__REQUEST__
Where a line holds the string "ylabel", return that line.

(Records about charts and figures)
..............................

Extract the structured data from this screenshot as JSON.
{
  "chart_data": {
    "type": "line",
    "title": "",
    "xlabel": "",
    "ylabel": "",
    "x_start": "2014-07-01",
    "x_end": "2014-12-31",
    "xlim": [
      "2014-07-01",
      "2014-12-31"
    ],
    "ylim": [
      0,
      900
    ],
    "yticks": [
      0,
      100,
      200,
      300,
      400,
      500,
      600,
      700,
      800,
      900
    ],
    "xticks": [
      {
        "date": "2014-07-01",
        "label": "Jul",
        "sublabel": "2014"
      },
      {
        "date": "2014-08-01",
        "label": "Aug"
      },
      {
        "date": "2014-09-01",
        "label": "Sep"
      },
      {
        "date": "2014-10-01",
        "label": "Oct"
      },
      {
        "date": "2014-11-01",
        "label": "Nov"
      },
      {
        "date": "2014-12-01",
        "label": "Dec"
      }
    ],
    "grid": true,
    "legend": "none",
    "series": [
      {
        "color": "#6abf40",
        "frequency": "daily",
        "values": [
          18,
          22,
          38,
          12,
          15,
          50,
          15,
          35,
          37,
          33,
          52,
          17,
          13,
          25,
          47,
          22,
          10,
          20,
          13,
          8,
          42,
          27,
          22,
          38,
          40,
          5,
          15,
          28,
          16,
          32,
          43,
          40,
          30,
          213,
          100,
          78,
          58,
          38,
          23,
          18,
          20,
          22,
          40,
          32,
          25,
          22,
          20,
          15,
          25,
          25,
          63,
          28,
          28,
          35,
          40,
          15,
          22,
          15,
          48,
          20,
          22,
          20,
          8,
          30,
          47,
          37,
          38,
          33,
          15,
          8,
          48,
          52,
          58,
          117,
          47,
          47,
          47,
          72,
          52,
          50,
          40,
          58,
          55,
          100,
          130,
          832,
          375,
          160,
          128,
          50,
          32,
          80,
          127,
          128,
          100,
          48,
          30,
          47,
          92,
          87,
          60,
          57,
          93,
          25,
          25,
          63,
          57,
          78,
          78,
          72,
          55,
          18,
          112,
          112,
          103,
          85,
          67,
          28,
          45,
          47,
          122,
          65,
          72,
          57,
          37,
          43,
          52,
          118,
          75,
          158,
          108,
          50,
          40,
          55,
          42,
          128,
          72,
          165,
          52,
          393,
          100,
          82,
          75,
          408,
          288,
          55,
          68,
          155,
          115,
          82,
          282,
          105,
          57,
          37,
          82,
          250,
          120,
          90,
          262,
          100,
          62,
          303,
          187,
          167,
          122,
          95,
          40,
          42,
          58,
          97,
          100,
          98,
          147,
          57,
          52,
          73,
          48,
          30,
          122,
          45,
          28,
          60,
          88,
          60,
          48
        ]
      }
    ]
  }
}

..............................

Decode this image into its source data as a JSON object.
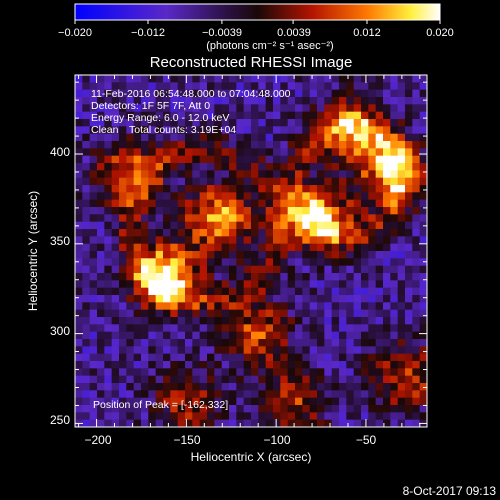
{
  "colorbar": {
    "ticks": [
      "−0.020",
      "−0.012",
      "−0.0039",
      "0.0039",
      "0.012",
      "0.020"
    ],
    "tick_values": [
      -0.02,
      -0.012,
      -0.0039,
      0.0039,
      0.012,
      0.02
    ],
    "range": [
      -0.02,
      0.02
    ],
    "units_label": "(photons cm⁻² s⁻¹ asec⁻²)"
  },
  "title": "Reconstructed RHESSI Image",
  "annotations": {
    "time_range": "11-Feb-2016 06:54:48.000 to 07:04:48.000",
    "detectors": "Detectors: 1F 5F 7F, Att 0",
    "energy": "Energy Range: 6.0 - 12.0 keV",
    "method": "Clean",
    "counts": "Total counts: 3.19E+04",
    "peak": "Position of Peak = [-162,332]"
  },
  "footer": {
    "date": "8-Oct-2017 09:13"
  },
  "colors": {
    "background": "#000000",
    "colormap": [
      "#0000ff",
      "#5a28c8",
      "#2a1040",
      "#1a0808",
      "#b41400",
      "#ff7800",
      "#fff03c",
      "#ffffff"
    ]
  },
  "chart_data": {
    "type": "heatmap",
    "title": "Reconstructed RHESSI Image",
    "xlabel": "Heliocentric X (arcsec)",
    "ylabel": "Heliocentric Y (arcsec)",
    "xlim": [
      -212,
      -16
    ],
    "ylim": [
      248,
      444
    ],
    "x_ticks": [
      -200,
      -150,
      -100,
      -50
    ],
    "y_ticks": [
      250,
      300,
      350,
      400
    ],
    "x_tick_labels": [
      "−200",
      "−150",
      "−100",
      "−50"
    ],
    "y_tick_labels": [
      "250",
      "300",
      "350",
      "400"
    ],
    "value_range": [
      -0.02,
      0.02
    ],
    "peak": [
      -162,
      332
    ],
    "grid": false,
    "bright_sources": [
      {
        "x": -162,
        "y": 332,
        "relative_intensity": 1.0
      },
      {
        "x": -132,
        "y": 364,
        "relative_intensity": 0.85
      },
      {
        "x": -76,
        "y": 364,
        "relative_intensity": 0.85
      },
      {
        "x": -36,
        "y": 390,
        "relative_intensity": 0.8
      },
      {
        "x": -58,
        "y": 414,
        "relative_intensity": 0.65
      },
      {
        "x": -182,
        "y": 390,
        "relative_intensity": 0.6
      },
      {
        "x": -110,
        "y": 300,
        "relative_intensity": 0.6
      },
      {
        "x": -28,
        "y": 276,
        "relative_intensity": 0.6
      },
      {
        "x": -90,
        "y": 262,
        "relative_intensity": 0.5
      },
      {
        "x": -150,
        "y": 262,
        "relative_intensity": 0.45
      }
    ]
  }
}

..............................

__FULL RESPONSE__
    "ylabel": "",
    "ylabel": "Heliocentric Y (arcsec)",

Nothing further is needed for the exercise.